- [Dataset records]
☆ ☆ ☆ ☆
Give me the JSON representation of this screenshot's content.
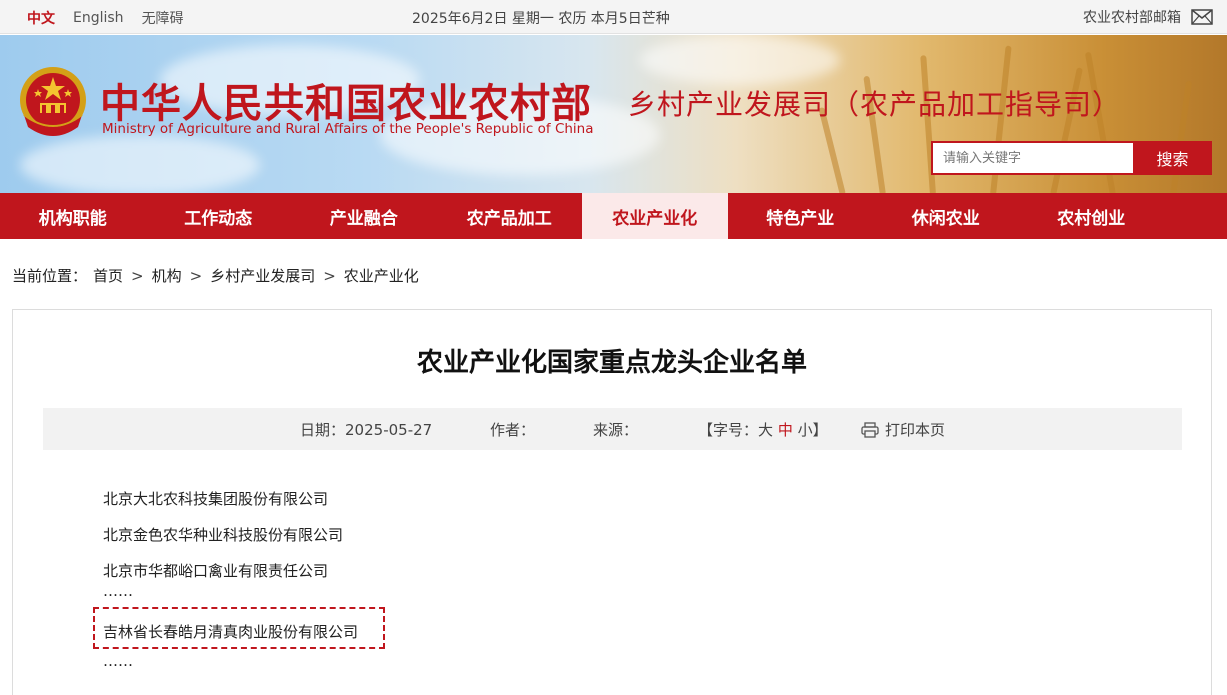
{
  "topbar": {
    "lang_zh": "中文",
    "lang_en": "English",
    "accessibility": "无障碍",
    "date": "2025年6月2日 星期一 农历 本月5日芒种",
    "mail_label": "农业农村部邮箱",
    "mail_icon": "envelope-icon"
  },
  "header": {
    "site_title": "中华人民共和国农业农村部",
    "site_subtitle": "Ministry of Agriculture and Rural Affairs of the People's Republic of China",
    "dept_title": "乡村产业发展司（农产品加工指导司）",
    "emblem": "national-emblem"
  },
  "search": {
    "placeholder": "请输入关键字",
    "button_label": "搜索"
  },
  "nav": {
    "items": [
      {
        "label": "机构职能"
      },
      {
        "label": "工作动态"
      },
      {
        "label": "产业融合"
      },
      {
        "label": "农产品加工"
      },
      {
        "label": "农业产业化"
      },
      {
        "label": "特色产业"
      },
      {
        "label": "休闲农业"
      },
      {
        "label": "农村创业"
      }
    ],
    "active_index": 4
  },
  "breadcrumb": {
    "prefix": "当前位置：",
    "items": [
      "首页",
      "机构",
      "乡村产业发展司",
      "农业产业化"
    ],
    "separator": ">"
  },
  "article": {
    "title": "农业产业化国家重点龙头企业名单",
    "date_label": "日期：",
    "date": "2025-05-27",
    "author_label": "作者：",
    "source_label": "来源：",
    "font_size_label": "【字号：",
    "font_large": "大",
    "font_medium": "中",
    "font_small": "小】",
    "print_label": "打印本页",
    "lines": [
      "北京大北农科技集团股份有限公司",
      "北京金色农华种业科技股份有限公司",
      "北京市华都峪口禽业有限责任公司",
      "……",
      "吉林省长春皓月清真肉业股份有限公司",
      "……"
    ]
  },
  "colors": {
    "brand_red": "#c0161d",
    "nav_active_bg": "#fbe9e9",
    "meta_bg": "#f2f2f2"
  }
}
☆ ☆ ☆ ☆
- [Problem requirements] Each entry must be retyped word for word, with every image omitted.

- [Answer]
Give me the JSON representation of this screenshot's content.
{
  "topbar": {
    "lang_zh": "中文",
    "lang_en": "English",
    "accessibility": "无障碍",
    "date": "2025年6月2日 星期一 农历 本月5日芒种",
    "mail_label": "农业农村部邮箱",
    "mail_icon": "envelope-icon"
  },
  "header": {
    "site_title": "中华人民共和国农业农村部",
    "site_subtitle": "Ministry of Agriculture and Rural Affairs of the People's Republic of China",
    "dept_title": "乡村产业发展司（农产品加工指导司）",
    "emblem": "national-emblem"
  },
  "search": {
    "placeholder": "请输入关键字",
    "button_label": "搜索"
  },
  "nav": {
    "items": [
      {
        "label": "机构职能"
      },
      {
        "label": "工作动态"
      },
      {
        "label": "产业融合"
      },
      {
        "label": "农产品加工"
      },
      {
        "label": "农业产业化"
      },
      {
        "label": "特色产业"
      },
      {
        "label": "休闲农业"
      },
      {
        "label": "农村创业"
      }
    ],
    "active_index": 4
  },
  "breadcrumb": {
    "prefix": "当前位置：",
    "items": [
      "首页",
      "机构",
      "乡村产业发展司",
      "农业产业化"
    ],
    "separator": ">"
  },
  "article": {
    "title": "农业产业化国家重点龙头企业名单",
    "date_label": "日期：",
    "date": "2025-05-27",
    "author_label": "作者：",
    "source_label": "来源：",
    "font_size_label": "【字号：",
    "font_large": "大",
    "font_medium": "中",
    "font_small": "小】",
    "print_label": "打印本页",
    "lines": [
      "北京大北农科技集团股份有限公司",
      "北京金色农华种业科技股份有限公司",
      "北京市华都峪口禽业有限责任公司",
      "……",
      "吉林省长春皓月清真肉业股份有限公司",
      "……"
    ]
  },
  "colors": {
    "brand_red": "#c0161d",
    "nav_active_bg": "#fbe9e9",
    "meta_bg": "#f2f2f2"
  }
}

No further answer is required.